-------- Dataset records
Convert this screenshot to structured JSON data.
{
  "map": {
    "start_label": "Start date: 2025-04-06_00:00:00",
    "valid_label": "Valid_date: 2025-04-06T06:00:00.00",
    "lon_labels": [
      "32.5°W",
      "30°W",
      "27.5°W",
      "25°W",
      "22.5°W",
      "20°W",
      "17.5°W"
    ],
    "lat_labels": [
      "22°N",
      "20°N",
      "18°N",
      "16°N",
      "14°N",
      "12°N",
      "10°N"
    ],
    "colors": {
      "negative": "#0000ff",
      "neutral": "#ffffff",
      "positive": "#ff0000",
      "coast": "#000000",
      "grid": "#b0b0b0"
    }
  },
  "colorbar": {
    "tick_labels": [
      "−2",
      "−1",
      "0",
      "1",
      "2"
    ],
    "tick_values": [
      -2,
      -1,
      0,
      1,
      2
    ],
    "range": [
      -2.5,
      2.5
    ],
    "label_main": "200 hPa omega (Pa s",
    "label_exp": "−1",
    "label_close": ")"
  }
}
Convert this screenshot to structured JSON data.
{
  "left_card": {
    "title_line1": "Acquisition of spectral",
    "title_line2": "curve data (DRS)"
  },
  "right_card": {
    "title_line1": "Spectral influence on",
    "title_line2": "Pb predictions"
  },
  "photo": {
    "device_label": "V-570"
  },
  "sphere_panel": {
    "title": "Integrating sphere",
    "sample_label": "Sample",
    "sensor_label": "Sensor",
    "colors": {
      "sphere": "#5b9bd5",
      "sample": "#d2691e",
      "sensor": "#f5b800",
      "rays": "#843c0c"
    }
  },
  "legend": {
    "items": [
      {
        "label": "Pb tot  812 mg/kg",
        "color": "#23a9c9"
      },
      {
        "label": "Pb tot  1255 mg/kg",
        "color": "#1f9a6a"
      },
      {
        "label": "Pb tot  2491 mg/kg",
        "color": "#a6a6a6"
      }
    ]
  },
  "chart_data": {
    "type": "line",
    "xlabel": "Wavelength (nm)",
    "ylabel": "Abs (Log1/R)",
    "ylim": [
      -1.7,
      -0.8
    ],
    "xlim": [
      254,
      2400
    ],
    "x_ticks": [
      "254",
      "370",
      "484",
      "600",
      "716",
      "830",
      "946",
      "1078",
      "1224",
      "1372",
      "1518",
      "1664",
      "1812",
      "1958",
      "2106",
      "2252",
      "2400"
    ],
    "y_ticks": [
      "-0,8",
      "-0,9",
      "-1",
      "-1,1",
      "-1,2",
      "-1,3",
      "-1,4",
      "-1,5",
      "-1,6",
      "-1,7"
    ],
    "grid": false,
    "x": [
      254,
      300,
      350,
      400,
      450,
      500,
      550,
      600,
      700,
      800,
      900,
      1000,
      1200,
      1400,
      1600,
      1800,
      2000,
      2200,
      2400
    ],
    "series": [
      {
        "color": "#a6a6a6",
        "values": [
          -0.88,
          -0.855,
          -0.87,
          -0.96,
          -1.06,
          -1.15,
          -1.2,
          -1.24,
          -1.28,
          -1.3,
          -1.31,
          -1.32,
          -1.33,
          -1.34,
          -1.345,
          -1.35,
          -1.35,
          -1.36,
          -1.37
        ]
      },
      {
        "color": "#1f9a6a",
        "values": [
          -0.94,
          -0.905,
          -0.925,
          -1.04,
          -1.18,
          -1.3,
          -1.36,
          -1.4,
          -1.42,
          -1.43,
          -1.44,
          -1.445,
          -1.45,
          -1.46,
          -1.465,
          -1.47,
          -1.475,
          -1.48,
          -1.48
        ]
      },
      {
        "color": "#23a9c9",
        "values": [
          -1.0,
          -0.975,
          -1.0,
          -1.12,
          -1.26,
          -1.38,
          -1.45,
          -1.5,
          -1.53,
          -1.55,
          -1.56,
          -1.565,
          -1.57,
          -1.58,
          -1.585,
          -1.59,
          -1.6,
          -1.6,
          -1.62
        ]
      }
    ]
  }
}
----------------
[To do]: Transcribe every entry exactly, omitting nothing.

[Solution for this exercise]:
Convert this screenshot to structured JSON data.
{
  "map": {
    "start_label": "Start date: 2025-04-06_00:00:00",
    "valid_label": "Valid_date: 2025-04-06T06:00:00.00",
    "lon_labels": [
      "32.5°W",
      "30°W",
      "27.5°W",
      "25°W",
      "22.5°W",
      "20°W",
      "17.5°W"
    ],
    "lat_labels": [
      "22°N",
      "20°N",
      "18°N",
      "16°N",
      "14°N",
      "12°N",
      "10°N"
    ],
    "colors": {
      "negative": "#0000ff",
      "neutral": "#ffffff",
      "positive": "#ff0000",
      "coast": "#000000",
      "grid": "#b0b0b0"
    }
  },
  "colorbar": {
    "tick_labels": [
      "−2",
      "−1",
      "0",
      "1",
      "2"
    ],
    "tick_values": [
      -2,
      -1,
      0,
      1,
      2
    ],
    "range": [
      -2.5,
      2.5
    ],
    "label_main": "200 hPa omega (Pa s",
    "label_exp": "−1",
    "label_close": ")"
  }
}
Convert this screenshot to structured JSON data.
{
  "left_card": {
    "title_line1": "Acquisition of spectral",
    "title_line2": "curve data (DRS)"
  },
  "right_card": {
    "title_line1": "Spectral influence on",
    "title_line2": "Pb predictions"
  },
  "photo": {
    "device_label": "V-570"
  },
  "sphere_panel": {
    "title": "Integrating sphere",
    "sample_label": "Sample",
    "sensor_label": "Sensor",
    "colors": {
      "sphere": "#5b9bd5",
      "sample": "#d2691e",
      "sensor": "#f5b800",
      "rays": "#843c0c"
    }
  },
  "legend": {
    "items": [
      {
        "label": "Pb tot  812 mg/kg",
        "color": "#23a9c9"
      },
      {
        "label": "Pb tot  1255 mg/kg",
        "color": "#1f9a6a"
      },
      {
        "label": "Pb tot  2491 mg/kg",
        "color": "#a6a6a6"
      }
    ]
  },
  "chart_data": {
    "type": "line",
    "xlabel": "Wavelength (nm)",
    "ylabel": "Abs (Log1/R)",
    "ylim": [
      -1.7,
      -0.8
    ],
    "xlim": [
      254,
      2400
    ],
    "x_ticks": [
      "254",
      "370",
      "484",
      "600",
      "716",
      "830",
      "946",
      "1078",
      "1224",
      "1372",
      "1518",
      "1664",
      "1812",
      "1958",
      "2106",
      "2252",
      "2400"
    ],
    "y_ticks": [
      "-0,8",
      "-0,9",
      "-1",
      "-1,1",
      "-1,2",
      "-1,3",
      "-1,4",
      "-1,5",
      "-1,6",
      "-1,7"
    ],
    "grid": false,
    "x": [
      254,
      300,
      350,
      400,
      450,
      500,
      550,
      600,
      700,
      800,
      900,
      1000,
      1200,
      1400,
      1600,
      1800,
      2000,
      2200,
      2400
    ],
    "series": [
      {
        "color": "#a6a6a6",
        "values": [
          -0.88,
          -0.855,
          -0.87,
          -0.96,
          -1.06,
          -1.15,
          -1.2,
          -1.24,
          -1.28,
          -1.3,
          -1.31,
          -1.32,
          -1.33,
          -1.34,
          -1.345,
          -1.35,
          -1.35,
          -1.36,
          -1.37
        ]
      },
      {
        "color": "#1f9a6a",
        "values": [
          -0.94,
          -0.905,
          -0.925,
          -1.04,
          -1.18,
          -1.3,
          -1.36,
          -1.4,
          -1.42,
          -1.43,
          -1.44,
          -1.445,
          -1.45,
          -1.46,
          -1.465,
          -1.47,
          -1.475,
          -1.48,
          -1.48
        ]
      },
      {
        "color": "#23a9c9",
        "values": [
          -1.0,
          -0.975,
          -1.0,
          -1.12,
          -1.26,
          -1.38,
          -1.45,
          -1.5,
          -1.53,
          -1.55,
          -1.56,
          -1.565,
          -1.57,
          -1.58,
          -1.585,
          -1.59,
          -1.6,
          -1.6,
          -1.62
        ]
      }
    ]
  }
}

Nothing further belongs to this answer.